Your tasks:
(1) In the article on corporate restructuring under Ukrainian tax law, how is the reorganization of companies characterized in terms of corporate income tax?
(2) Reproduce the listing word for word, from its first line through the line containing "y-axis-label: Effectiveness [79,260,94,347]", with both of those lines included.

Selection:
Ukrainian tax laws allow for tax-free transfer of assets to successors in corporate restructuring procedures.
Read more in the article of Andriy Reun, head of tax practice, and Vitaliy Ivashin, associate, tax practice, in “Юридична газета“.
Corporate restructuring (reorganization) is an effective tool that can help business to adapt to new economic conditions, optimize business processes and even protect assets. It is also important that, subject to proper planning, the reorganization may be carried out without tax leakages and even allow reducing the tax burden.
For instance, upon merger or accession of profitable and loss-making businesses, the corporate income tax base of the business can be reduced. The spin-off may allow for a tax-exempt transfer of a part of assets to launch a new business, to protect assets, or to transfer part of the current activities to a separate legal entity.
Corporate income tax
In terms of corporate income tax (CIT), the reorganization of companies is a neutral transaction. Reorganization transfers of assets and liabilities are not covered by the definitions of income and expenses provided for by the national accounting regulations (standards). The Tax Code of Ukraine (TCU) also does not provide for any adjustments to the financial result of companies involved in the reorganization. Accordingly, no corporate income tax is due as a result of the reorganization.
Transfer of losses
The fact that the TCU does not provide for reorganization adjustments also means that the TCU does not expressly provide for the transfer of the predecessor’s tax losses to the successors (subparagraph 140.4.2 of the TСU).
Albeit the tax authorities object from the taxpayers’ right to transfer the tax losses to the successors, there is a positive tax jurisprudence supporting such transferability. For example, a tax payer cancelled the relevant tax assessments denying the transferability of tax losses from a successor in a court of law (the ruling of the High Administrative Court of Ukraine dated November 28, 2017 in case No. 806/713/17). Other taxpayers managed to cancel private tax rulings restricting the possibility for the successor to account the tax losses of the absorbed company in the court (decision of Dnipropetrovsk District Administrative Court dated January 25, 2017 upheld by the decision of Dnipropetrovsk Administrative Court of Appeal dated June 8, 2017 in case No. 804/410/17).
Similarly to the situation with tax losses of predecessors, the TCU does not provide for the right of the successors to reduce the CIT base by the amount of interest unutilized by the predecessors due to thin-capitalization rules (clauses 140.2 – 140.3 of the TCU). Therefore, presenting such unutilized interest in the tax return of the successor may give rise to additional tax assessments.
However, if company that has such unutilized interest is a surviving entity (for example, upon absorption of another company) and the ratio of the debt liabilities provided for by clause 140.1 of the TCU to its own equity changes, this can help to use the appropriate interest to reduce the CIT base.

Annotated element listings:
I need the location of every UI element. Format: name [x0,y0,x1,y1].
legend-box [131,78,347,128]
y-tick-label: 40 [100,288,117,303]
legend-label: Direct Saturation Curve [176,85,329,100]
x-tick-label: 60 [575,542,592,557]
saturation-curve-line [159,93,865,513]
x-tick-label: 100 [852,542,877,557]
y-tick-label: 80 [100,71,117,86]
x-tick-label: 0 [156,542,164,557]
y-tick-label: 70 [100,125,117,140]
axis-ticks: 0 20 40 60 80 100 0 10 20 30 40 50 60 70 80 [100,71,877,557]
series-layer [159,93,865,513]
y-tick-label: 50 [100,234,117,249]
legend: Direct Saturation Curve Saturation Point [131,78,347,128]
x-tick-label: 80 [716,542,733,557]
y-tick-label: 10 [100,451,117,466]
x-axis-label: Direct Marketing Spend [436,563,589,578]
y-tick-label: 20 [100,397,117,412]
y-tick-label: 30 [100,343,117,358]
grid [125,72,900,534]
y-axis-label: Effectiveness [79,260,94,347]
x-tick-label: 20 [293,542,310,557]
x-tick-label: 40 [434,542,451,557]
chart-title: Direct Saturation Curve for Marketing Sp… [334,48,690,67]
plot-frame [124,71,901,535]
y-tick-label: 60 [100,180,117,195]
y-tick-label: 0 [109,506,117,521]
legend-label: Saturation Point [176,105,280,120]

Responses to the exercise:
(1) It is a neutral transaction.

(2)
I need the location of every UI element. Format: name [x0,y0,x1,y1].
legend-box [131,78,347,128]
y-tick-label: 40 [100,288,117,303]
legend-label: Direct Saturation Curve [176,85,329,100]
x-tick-label: 60 [575,542,592,557]
saturation-curve-line [159,93,865,513]
x-tick-label: 100 [852,542,877,557]
y-tick-label: 80 [100,71,117,86]
x-tick-label: 0 [156,542,164,557]
y-tick-label: 70 [100,125,117,140]
axis-ticks: 0 20 40 60 80 100 0 10 20 30 40 50 60 70 80 [100,71,877,557]
series-layer [159,93,865,513]
y-tick-label: 50 [100,234,117,249]
legend: Direct Saturation Curve Saturation Point [131,78,347,128]
x-tick-label: 80 [716,542,733,557]
y-tick-label: 10 [100,451,117,466]
x-axis-label: Direct Marketing Spend [436,563,589,578]
y-tick-label: 20 [100,397,117,412]
y-tick-label: 30 [100,343,117,358]
grid [125,72,900,534]
y-axis-label: Effectiveness [79,260,94,347]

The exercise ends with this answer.